• **Stated exercise**
Check each line for the string "subtitle". Give only the count of lines that have it.

Lines of data:
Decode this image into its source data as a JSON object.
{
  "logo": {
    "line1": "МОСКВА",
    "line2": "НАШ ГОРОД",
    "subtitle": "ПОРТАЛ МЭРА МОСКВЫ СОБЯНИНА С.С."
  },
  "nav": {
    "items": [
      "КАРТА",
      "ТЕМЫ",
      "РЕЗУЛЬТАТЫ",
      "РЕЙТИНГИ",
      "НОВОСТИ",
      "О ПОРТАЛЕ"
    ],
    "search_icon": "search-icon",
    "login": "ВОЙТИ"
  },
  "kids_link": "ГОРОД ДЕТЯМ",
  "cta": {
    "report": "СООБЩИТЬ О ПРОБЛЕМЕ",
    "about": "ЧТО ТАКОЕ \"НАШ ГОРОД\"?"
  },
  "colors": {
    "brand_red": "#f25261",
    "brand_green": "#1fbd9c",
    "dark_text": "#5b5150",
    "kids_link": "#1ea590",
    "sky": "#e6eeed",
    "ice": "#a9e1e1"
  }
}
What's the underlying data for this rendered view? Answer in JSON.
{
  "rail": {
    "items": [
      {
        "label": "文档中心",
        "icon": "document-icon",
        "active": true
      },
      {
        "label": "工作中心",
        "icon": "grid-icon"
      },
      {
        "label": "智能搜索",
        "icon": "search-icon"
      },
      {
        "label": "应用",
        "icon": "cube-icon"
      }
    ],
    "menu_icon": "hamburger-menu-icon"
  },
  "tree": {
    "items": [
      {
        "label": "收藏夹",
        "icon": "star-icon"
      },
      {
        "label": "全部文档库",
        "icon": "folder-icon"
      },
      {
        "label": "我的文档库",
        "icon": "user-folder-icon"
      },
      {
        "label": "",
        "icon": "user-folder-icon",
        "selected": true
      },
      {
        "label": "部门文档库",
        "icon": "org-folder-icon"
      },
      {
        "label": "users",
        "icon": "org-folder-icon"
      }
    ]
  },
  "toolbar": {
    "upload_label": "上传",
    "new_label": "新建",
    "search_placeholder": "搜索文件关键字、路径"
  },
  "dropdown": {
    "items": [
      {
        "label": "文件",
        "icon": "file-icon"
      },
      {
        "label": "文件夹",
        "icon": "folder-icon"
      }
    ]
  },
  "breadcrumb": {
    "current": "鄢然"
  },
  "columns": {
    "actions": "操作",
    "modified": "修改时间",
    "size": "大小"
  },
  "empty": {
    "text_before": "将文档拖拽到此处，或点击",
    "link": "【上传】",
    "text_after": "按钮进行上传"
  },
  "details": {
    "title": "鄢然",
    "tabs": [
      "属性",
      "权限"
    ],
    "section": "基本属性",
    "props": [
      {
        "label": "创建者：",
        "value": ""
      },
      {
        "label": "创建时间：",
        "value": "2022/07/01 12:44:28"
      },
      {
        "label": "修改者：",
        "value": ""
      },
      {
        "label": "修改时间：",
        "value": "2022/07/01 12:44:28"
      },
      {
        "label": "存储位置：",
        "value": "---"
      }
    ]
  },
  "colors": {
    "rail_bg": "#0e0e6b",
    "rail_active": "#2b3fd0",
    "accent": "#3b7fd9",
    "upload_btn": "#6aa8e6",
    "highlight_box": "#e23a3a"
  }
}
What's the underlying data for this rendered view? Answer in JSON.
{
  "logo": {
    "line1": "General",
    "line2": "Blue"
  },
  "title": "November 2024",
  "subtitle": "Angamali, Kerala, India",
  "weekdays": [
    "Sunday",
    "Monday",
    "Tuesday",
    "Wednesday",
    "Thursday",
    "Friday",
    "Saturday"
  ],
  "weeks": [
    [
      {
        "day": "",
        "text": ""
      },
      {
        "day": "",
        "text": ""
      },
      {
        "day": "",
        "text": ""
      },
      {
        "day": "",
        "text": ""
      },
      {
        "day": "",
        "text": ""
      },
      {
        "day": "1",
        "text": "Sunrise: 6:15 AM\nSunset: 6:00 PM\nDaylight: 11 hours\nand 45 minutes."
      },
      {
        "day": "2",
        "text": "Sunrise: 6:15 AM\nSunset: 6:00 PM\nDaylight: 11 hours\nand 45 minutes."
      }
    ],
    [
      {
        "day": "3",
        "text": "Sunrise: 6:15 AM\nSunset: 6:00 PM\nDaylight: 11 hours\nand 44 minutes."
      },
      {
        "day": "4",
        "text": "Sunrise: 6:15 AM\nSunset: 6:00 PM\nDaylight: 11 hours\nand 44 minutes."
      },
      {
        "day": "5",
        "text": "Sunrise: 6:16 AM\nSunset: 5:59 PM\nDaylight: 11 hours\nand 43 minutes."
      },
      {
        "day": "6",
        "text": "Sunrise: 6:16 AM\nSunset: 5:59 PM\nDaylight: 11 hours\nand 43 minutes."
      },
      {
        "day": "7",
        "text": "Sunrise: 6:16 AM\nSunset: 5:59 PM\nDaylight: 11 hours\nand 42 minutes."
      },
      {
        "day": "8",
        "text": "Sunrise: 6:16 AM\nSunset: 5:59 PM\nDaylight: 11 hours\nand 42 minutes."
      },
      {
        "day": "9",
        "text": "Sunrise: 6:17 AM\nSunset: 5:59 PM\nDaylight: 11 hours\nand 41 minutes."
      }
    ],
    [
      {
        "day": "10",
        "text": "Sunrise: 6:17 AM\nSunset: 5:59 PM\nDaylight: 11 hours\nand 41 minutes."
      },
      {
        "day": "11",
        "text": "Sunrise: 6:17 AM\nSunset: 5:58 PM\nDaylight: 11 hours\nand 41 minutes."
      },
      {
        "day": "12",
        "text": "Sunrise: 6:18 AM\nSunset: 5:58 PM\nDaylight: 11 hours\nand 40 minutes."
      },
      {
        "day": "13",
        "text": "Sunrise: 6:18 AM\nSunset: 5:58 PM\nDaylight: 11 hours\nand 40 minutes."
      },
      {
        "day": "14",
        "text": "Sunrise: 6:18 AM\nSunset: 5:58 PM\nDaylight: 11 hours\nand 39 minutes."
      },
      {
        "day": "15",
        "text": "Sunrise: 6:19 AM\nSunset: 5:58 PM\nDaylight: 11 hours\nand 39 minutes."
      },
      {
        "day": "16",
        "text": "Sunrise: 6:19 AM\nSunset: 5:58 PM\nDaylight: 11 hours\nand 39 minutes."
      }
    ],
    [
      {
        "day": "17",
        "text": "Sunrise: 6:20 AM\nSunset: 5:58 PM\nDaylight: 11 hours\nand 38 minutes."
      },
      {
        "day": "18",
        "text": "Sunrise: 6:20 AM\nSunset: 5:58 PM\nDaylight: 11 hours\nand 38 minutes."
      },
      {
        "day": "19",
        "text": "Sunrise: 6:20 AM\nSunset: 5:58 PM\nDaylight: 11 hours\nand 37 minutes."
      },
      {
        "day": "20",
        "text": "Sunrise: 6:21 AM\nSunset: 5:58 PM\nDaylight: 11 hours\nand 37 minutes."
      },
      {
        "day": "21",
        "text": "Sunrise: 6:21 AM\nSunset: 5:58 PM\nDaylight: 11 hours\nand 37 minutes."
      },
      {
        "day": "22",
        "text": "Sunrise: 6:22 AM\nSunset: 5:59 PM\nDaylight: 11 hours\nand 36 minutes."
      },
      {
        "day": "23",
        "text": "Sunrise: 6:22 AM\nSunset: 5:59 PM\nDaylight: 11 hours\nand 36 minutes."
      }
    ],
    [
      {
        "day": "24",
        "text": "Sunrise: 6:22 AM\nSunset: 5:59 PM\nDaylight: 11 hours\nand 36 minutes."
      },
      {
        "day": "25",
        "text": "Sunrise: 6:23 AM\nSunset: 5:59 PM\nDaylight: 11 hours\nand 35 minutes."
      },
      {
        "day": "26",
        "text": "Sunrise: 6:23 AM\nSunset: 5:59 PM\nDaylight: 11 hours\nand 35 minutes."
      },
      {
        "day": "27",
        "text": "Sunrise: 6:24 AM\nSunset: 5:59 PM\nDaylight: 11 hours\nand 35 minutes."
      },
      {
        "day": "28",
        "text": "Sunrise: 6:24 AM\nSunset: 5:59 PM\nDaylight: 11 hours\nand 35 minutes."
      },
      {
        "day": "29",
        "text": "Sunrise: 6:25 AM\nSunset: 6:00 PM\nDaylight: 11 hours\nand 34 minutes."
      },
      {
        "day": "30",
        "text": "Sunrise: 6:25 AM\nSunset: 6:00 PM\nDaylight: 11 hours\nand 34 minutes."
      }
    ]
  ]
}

• **Finished task**
2